_Required task_
Work through the data below and give the number of lines holding "descriptive", nothing more.

Dataset records:
+++
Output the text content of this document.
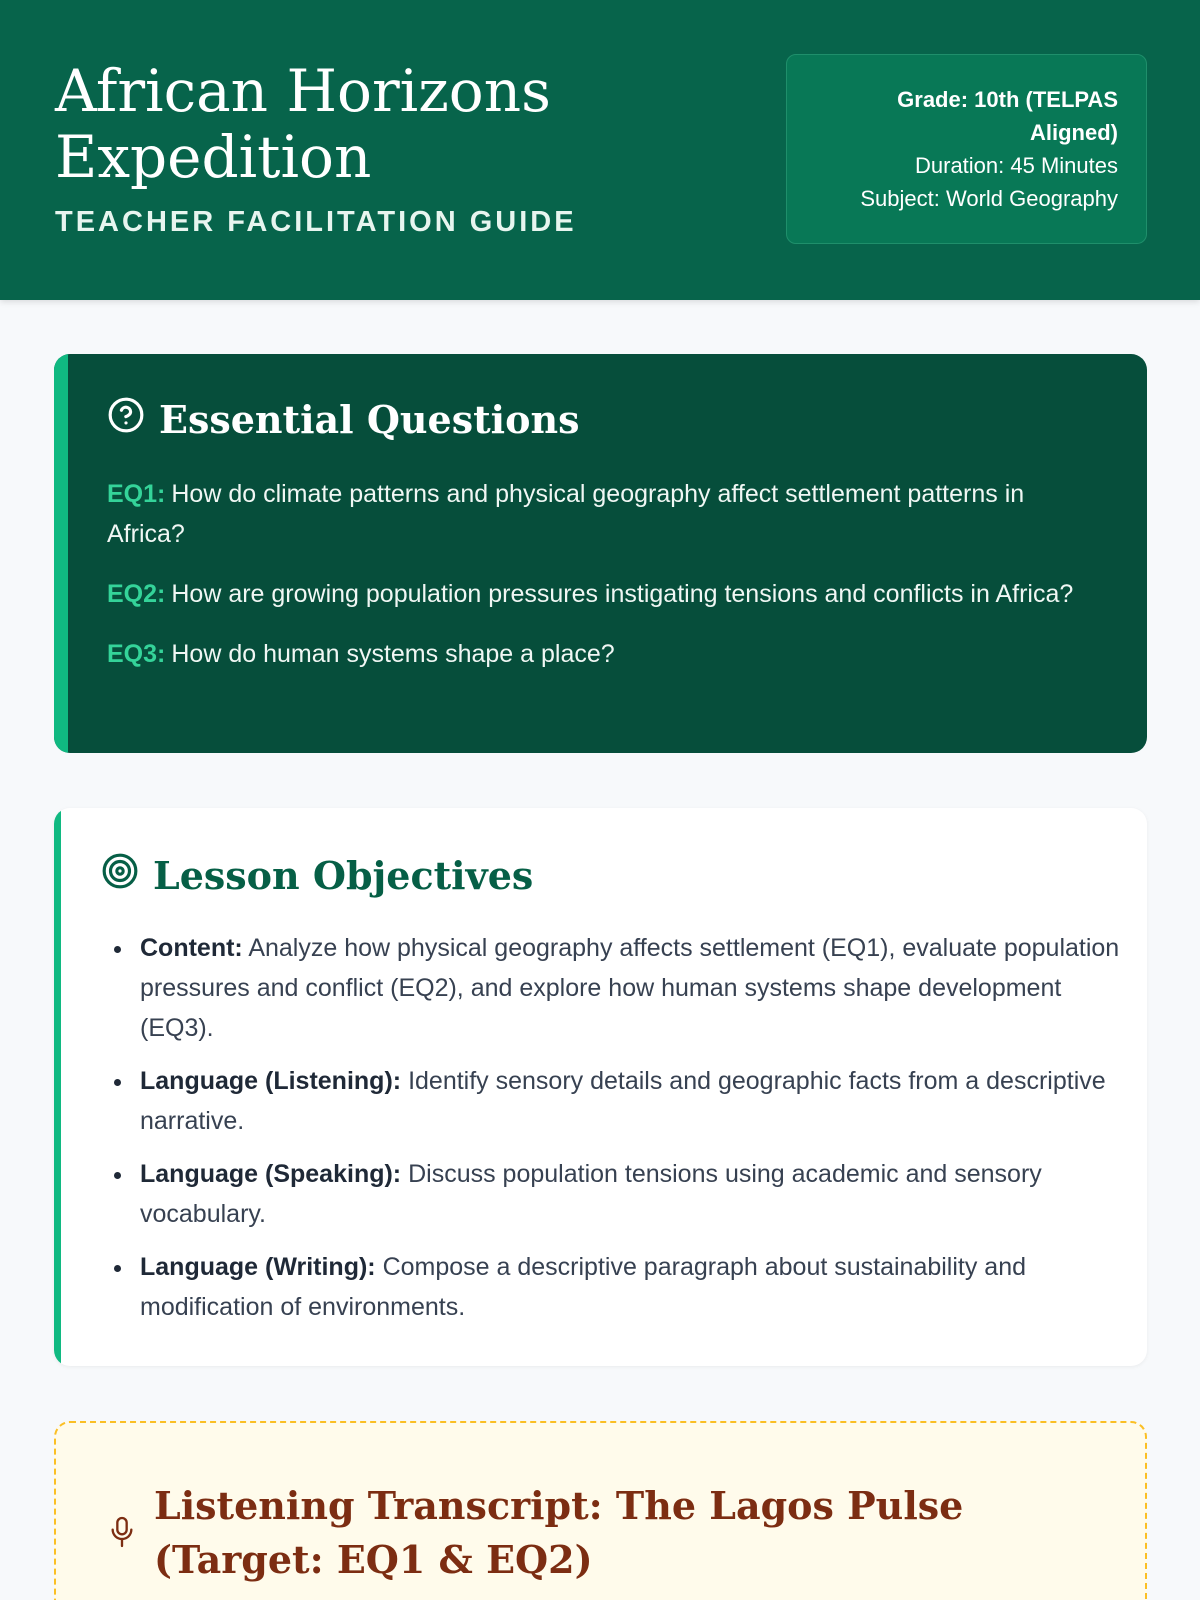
African Horizons Expedition
TEACHER FACILITATION GUIDE
Grade: 10th (TELPAS Aligned)
Duration: 45 Minutes
Subject: World Geography
Essential Questions

EQ1: How do climate patterns and physical geography affect settlement patterns in Africa?

EQ2: How are growing population pressures instigating tensions and conflicts in Africa?

EQ3: How do human systems shape a place?

Lesson Objectives
Content: Analyze how physical geography affects settlement (EQ1), evaluate population pressures and conflict (EQ2), and explore how human systems shape development (EQ3).
Language (Listening): Identify sensory details and geographic facts from a descriptive narrative.
Language (Speaking): Discuss population tensions using academic and sensory vocabulary.
Language (Writing): Compose a descriptive paragraph about sustainability and modification of environments.
Listening Transcript: The Lagos Pulse (Target: EQ1 & EQ2)
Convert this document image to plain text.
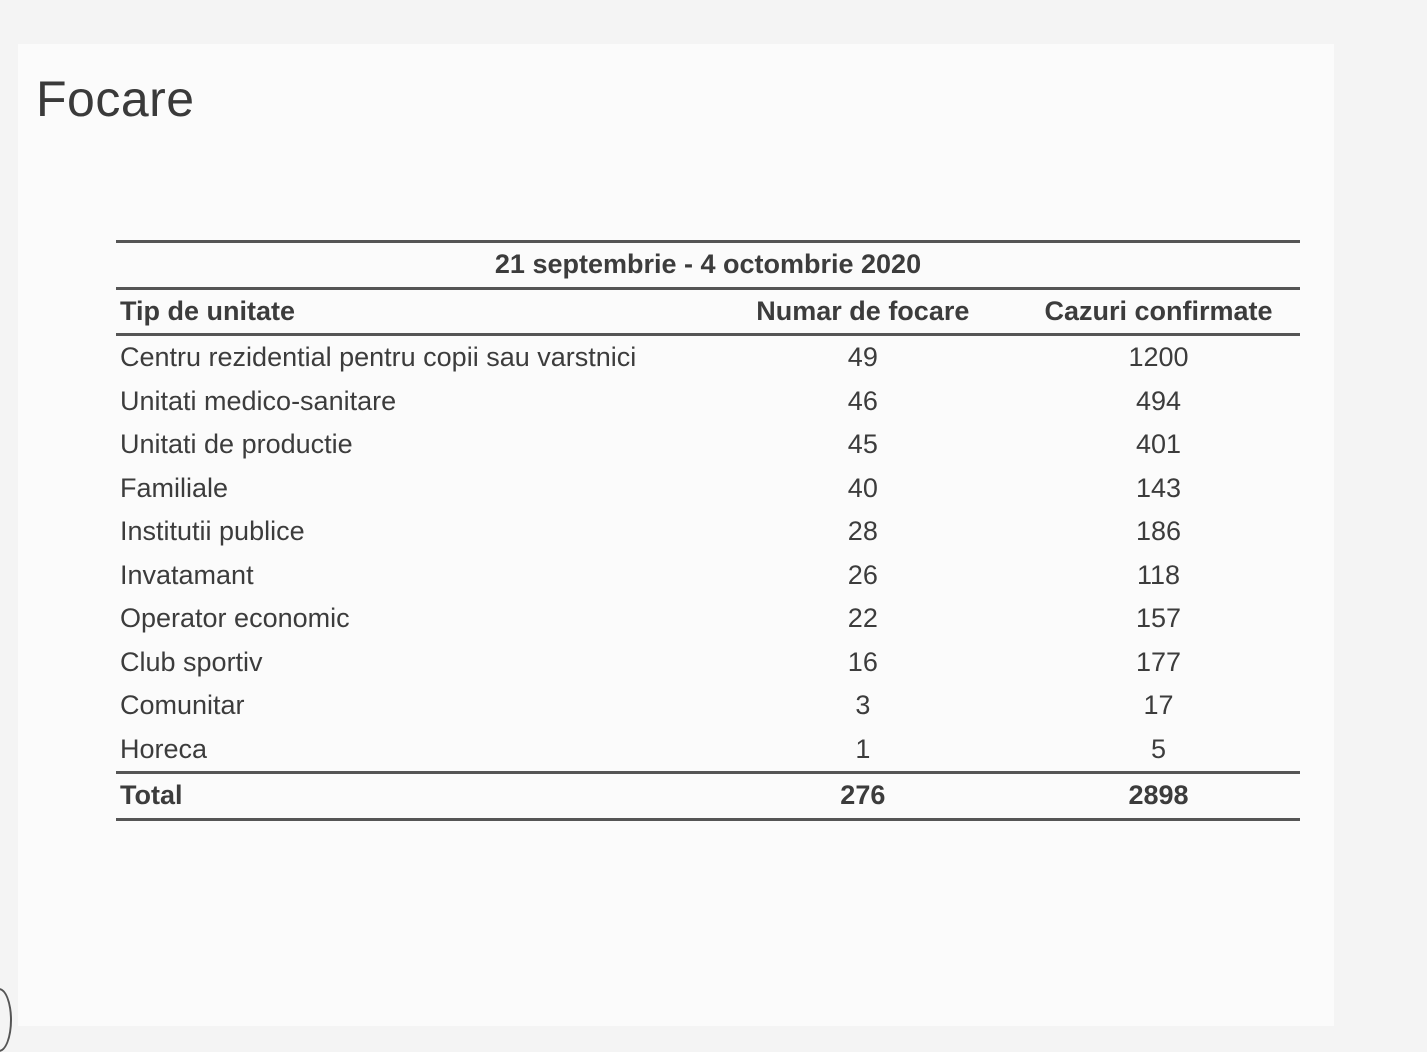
Focare
21 septembrie - 4 octombrie 2020		
Tip de unitate	Numar de focare	Cazuri confirmate
Centru rezidential pentru copii sau varstnici	49	1200
Unitati medico-sanitare	46	494
Unitati de productie	45	401
Familiale	40	143
Institutii publice	28	186
Invatamant	26	118
Operator economic	22	157
Club sportiv	16	177
Comunitar	3	17
Horeca	1	5
Total	276	2898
+++
_Expected answer_
2